From the listing, collect all lines containing the word "wrote".
==== Raw data
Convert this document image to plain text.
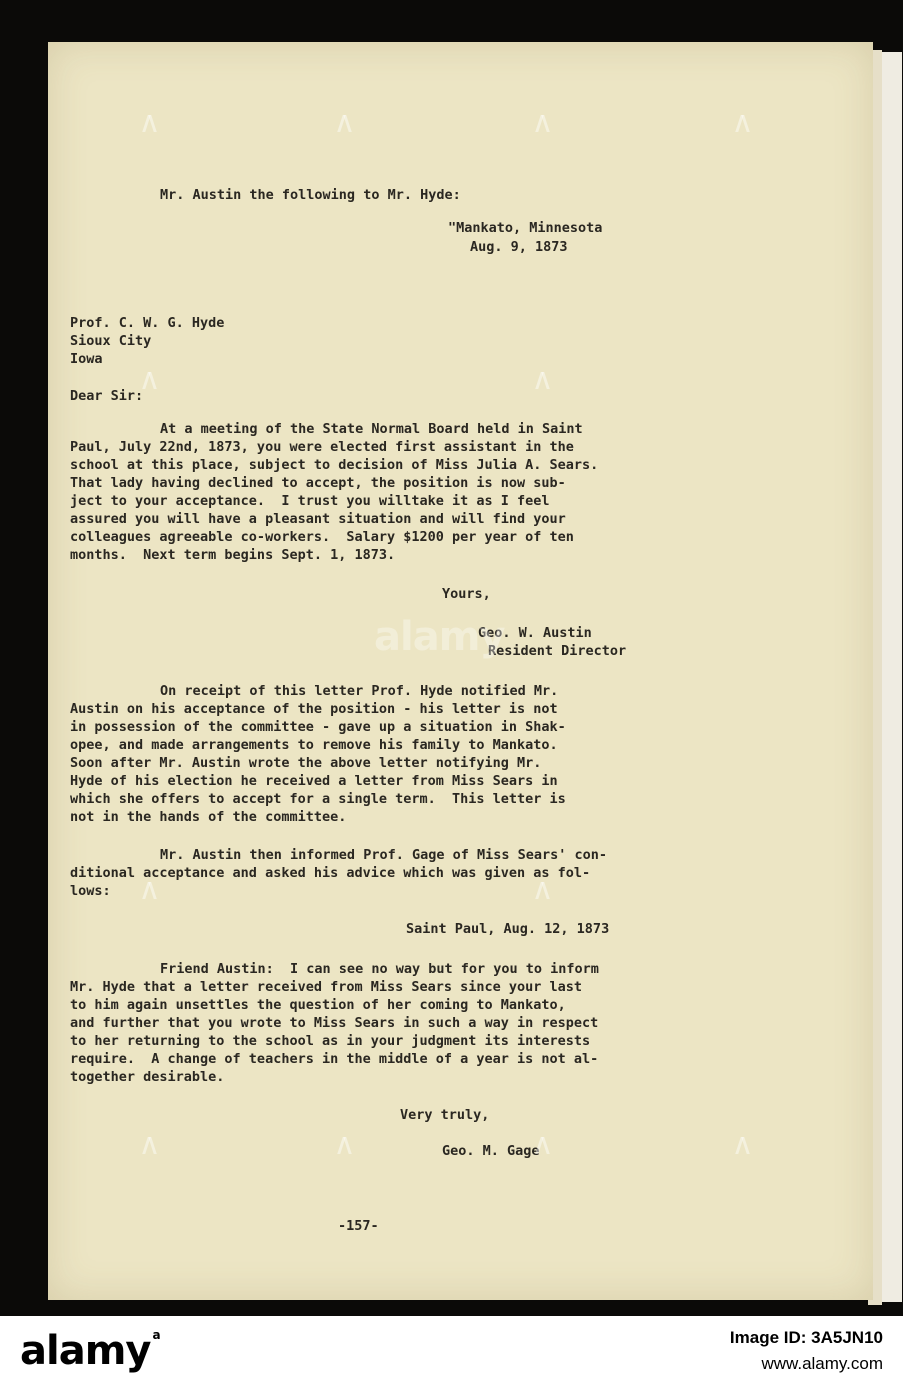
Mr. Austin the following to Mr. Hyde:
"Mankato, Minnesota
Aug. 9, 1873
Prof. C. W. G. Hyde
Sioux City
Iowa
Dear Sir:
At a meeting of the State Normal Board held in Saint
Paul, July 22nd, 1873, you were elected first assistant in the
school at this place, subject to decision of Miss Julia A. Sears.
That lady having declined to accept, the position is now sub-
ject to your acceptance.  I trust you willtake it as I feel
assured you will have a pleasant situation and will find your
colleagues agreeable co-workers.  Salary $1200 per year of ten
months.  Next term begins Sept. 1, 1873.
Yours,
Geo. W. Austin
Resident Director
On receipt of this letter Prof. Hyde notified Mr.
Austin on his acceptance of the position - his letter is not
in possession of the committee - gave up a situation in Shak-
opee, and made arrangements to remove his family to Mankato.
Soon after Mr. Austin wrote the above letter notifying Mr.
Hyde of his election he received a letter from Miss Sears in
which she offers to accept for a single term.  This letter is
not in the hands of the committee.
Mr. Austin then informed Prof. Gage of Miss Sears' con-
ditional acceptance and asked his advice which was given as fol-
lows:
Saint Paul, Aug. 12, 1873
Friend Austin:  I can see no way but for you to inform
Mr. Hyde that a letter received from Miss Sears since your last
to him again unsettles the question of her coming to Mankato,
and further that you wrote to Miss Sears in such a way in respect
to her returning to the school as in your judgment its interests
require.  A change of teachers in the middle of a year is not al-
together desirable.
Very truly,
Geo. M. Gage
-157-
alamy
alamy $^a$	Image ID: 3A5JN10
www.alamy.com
========
==== Raw data
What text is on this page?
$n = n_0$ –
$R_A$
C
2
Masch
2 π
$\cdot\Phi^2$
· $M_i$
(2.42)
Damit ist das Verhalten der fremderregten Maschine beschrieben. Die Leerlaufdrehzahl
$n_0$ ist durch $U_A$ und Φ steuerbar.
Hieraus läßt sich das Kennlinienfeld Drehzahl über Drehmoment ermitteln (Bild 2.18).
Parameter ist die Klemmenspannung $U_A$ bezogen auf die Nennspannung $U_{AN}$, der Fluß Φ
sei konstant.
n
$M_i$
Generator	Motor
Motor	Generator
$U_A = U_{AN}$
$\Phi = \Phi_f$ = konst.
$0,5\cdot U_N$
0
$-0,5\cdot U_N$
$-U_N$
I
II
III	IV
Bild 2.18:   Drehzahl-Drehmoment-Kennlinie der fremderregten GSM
========
#### [Result]
Soon after Mr. Austin wrote the above letter notifying Mr.
and further that you wrote to Miss Sears in such a way in respect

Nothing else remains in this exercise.